• **Work to complete**: A single number is the answer here: how many lines of the entries contain "Kriya"?

• **Information provided**:
********************
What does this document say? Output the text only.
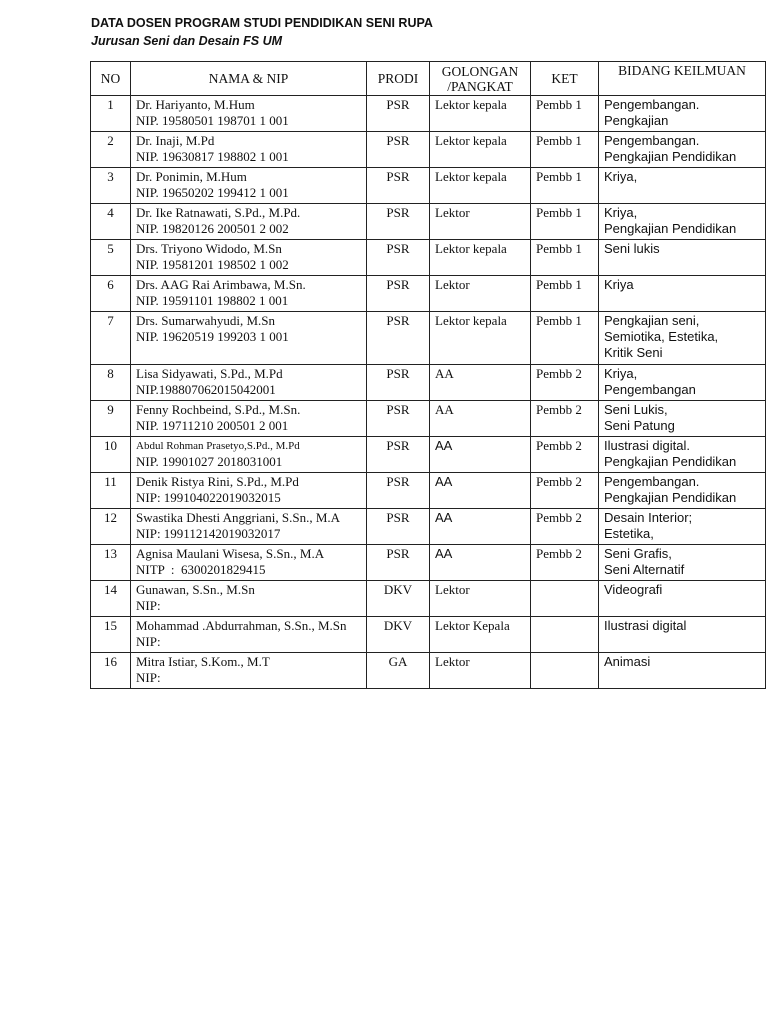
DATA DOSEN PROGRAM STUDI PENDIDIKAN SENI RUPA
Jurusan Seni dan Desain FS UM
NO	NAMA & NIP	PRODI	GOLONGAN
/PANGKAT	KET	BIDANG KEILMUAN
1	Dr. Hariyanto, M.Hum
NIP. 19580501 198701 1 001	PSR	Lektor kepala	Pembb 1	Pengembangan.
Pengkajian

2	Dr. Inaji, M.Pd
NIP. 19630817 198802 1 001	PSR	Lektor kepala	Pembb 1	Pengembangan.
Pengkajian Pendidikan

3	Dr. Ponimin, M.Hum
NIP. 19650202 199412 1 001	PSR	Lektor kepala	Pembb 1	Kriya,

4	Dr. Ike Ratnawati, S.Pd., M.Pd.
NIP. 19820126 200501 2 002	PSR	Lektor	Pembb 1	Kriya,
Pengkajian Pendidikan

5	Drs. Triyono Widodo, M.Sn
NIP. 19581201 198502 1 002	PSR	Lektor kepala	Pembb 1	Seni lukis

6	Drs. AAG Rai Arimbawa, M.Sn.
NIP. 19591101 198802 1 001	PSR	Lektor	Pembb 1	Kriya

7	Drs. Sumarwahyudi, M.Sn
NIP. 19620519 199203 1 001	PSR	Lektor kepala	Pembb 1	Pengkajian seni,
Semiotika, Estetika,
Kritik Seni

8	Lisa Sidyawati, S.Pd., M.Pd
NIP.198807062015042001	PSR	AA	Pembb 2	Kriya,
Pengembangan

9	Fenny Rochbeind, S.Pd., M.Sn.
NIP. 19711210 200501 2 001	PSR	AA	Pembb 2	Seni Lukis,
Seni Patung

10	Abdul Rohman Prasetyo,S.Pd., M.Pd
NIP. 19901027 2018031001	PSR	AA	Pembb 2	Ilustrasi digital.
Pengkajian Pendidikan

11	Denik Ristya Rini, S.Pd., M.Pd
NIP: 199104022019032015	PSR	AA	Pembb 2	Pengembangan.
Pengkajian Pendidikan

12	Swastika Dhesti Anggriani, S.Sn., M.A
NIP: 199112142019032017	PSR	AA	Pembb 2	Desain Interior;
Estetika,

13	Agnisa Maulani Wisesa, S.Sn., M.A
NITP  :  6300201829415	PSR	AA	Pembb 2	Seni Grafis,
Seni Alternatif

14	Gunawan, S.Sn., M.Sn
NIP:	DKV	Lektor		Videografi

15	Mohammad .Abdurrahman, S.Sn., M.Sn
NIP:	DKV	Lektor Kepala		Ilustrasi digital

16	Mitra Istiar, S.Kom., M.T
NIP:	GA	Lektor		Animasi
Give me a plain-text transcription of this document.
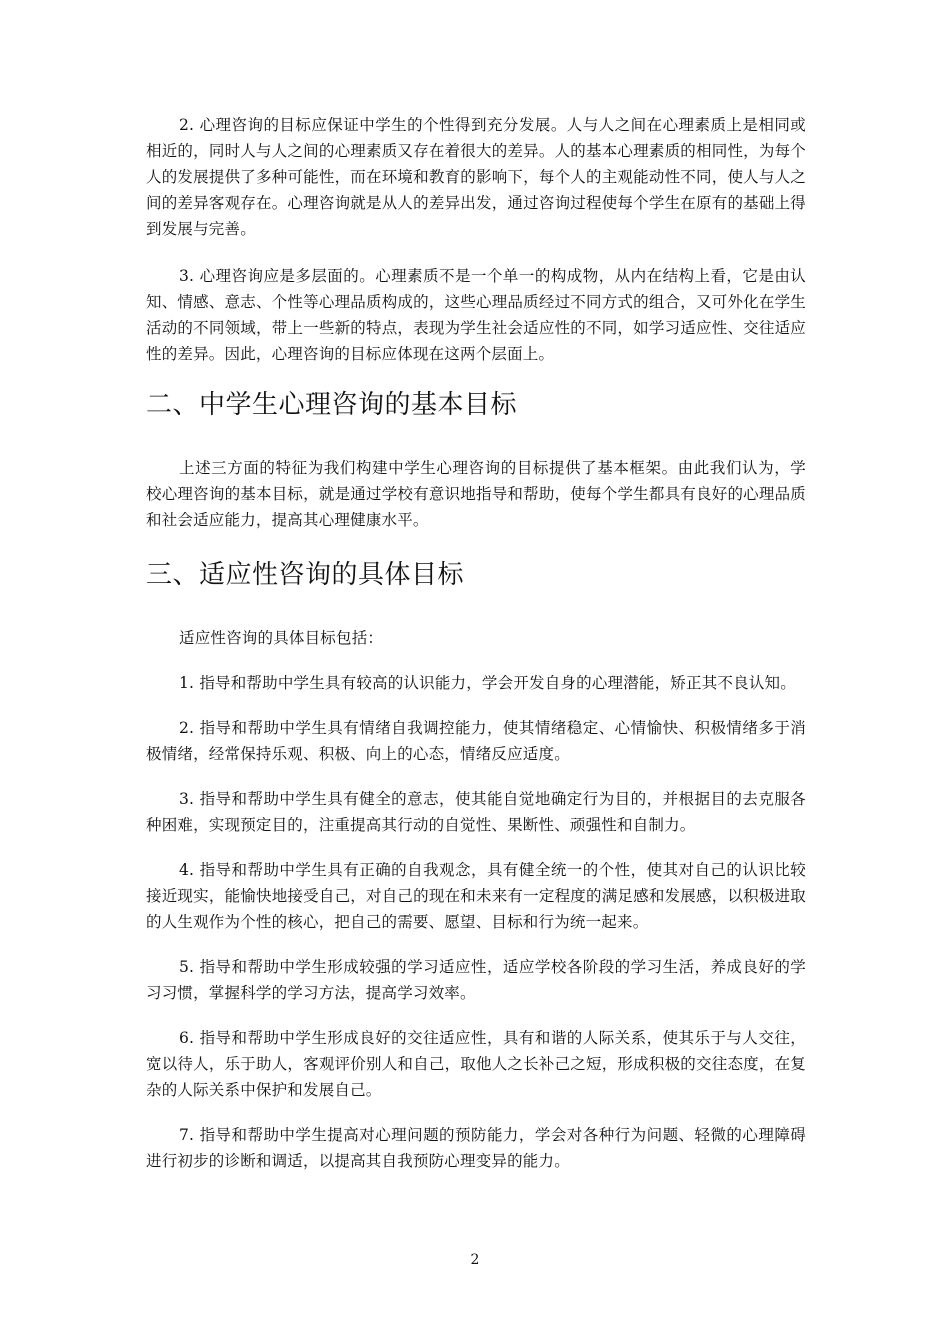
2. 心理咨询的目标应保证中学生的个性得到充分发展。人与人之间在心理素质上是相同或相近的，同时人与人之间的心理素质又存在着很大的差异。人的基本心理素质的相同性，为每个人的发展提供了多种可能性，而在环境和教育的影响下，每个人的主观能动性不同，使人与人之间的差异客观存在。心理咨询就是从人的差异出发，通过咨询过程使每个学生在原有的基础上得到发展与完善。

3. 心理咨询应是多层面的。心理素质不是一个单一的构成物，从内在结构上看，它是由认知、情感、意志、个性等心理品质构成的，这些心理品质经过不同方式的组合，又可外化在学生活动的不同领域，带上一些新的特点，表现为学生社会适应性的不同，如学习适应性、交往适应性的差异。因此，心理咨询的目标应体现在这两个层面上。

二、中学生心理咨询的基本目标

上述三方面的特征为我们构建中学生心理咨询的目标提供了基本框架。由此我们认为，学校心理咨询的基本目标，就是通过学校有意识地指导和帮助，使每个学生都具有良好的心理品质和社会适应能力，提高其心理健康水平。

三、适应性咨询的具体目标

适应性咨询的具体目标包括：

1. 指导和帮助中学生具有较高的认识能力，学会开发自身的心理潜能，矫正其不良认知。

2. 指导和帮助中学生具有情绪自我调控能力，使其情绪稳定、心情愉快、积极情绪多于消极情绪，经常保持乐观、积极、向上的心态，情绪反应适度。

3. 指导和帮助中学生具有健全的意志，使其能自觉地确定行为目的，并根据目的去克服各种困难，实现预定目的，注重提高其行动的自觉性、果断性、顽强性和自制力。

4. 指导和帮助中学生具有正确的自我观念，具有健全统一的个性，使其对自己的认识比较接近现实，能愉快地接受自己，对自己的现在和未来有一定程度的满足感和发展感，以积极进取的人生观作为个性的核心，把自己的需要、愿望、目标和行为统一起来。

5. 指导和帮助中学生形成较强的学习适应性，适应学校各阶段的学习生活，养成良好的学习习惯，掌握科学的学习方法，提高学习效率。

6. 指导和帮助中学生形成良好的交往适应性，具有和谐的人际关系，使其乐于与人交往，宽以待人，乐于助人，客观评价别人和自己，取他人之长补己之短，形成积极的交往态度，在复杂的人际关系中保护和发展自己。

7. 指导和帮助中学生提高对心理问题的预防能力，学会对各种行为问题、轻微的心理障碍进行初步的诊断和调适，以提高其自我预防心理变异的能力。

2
********************
• **Completed exercise**: 4